▶ [The request]
Omit every picture, then give all the entries again exactly.

─── Dataset content ───

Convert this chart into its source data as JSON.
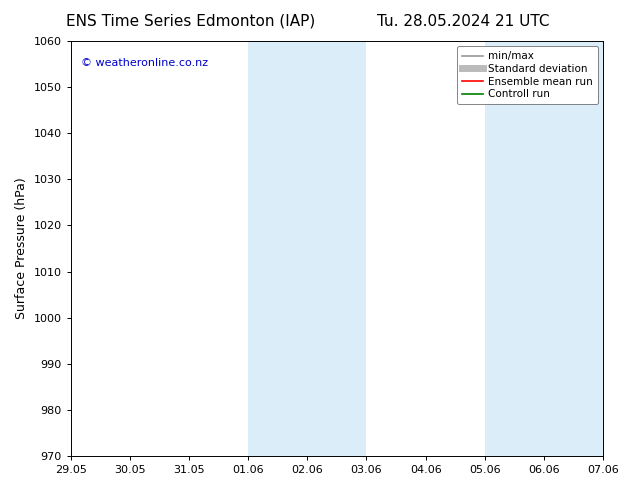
{
  "title_left": "ENS Time Series Edmonton (IAP)",
  "title_right": "Tu. 28.05.2024 21 UTC",
  "ylabel": "Surface Pressure (hPa)",
  "ylim": [
    970,
    1060
  ],
  "yticks": [
    970,
    980,
    990,
    1000,
    1010,
    1020,
    1030,
    1040,
    1050,
    1060
  ],
  "x_labels": [
    "29.05",
    "30.05",
    "31.05",
    "01.06",
    "02.06",
    "03.06",
    "04.06",
    "05.06",
    "06.06",
    "07.06"
  ],
  "x_values": [
    0,
    1,
    2,
    3,
    4,
    5,
    6,
    7,
    8,
    9
  ],
  "xlim": [
    0,
    9
  ],
  "shaded_regions": [
    {
      "x_start": 3,
      "x_end": 5,
      "color": "#daedf8"
    },
    {
      "x_start": 7,
      "x_end": 9,
      "color": "#daedf8"
    }
  ],
  "copyright_text": "© weatheronline.co.nz",
  "copyright_color": "#0000cc",
  "background_color": "#ffffff",
  "legend_items": [
    {
      "label": "min/max",
      "color": "#999999",
      "lw": 1.2,
      "style": "solid"
    },
    {
      "label": "Standard deviation",
      "color": "#bbbbbb",
      "lw": 5,
      "style": "solid"
    },
    {
      "label": "Ensemble mean run",
      "color": "#ff0000",
      "lw": 1.2,
      "style": "solid"
    },
    {
      "label": "Controll run",
      "color": "#008000",
      "lw": 1.2,
      "style": "solid"
    }
  ],
  "title_fontsize": 11,
  "ylabel_fontsize": 9,
  "tick_fontsize": 8,
  "legend_fontsize": 7.5,
  "copyright_fontsize": 8
}
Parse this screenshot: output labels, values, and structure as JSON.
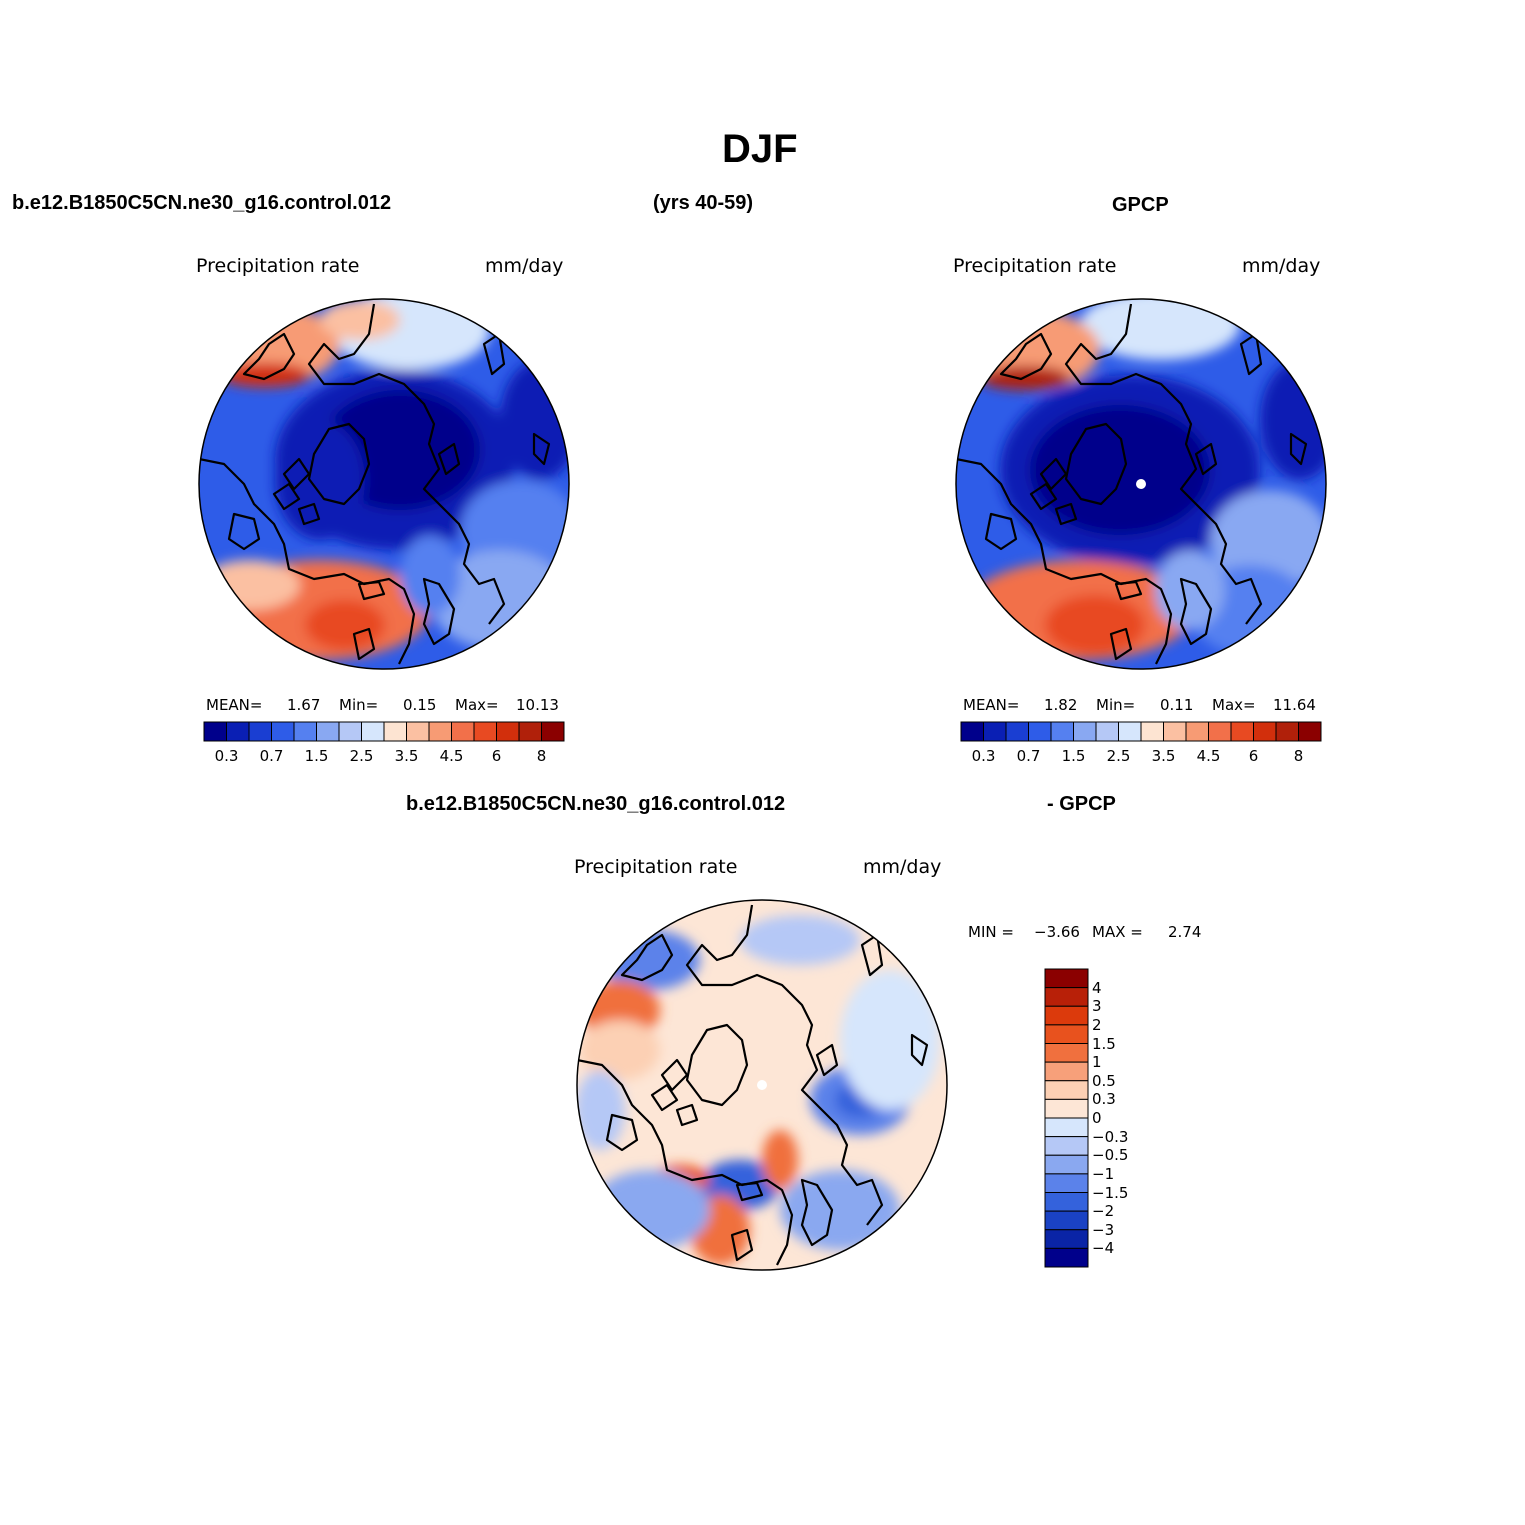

───

▶ [Task response]
Convert this chart into its source data as JSON.
{
  "title_left": "ENS Time Series Edmonton (IAP)",
  "title_right": "Tu. 28.05.2024 21 UTC",
  "ylabel": "Surface Pressure (hPa)",
  "ylim": [
    970,
    1060
  ],
  "yticks": [
    970,
    980,
    990,
    1000,
    1010,
    1020,
    1030,
    1040,
    1050,
    1060
  ],
  "x_labels": [
    "29.05",
    "30.05",
    "31.05",
    "01.06",
    "02.06",
    "03.06",
    "04.06",
    "05.06",
    "06.06",
    "07.06"
  ],
  "x_values": [
    0,
    1,
    2,
    3,
    4,
    5,
    6,
    7,
    8,
    9
  ],
  "xlim": [
    0,
    9
  ],
  "shaded_regions": [
    {
      "x_start": 3,
      "x_end": 5,
      "color": "#daedf8"
    },
    {
      "x_start": 7,
      "x_end": 9,
      "color": "#daedf8"
    }
  ],
  "copyright_text": "© weatheronline.co.nz",
  "copyright_color": "#0000cc",
  "background_color": "#ffffff",
  "legend_items": [
    {
      "label": "min/max",
      "color": "#999999",
      "lw": 1.2,
      "style": "solid"
    },
    {
      "label": "Standard deviation",
      "color": "#bbbbbb",
      "lw": 5,
      "style": "solid"
    },
    {
      "label": "Ensemble mean run",
      "color": "#ff0000",
      "lw": 1.2,
      "style": "solid"
    },
    {
      "label": "Controll run",
      "color": "#008000",
      "lw": 1.2,
      "style": "solid"
    }
  ],
  "title_fontsize": 11,
  "ylabel_fontsize": 9,
  "tick_fontsize": 8,
  "legend_fontsize": 7.5,
  "copyright_fontsize": 8
}
Parse this screenshot: output labels, values, and structure as JSON.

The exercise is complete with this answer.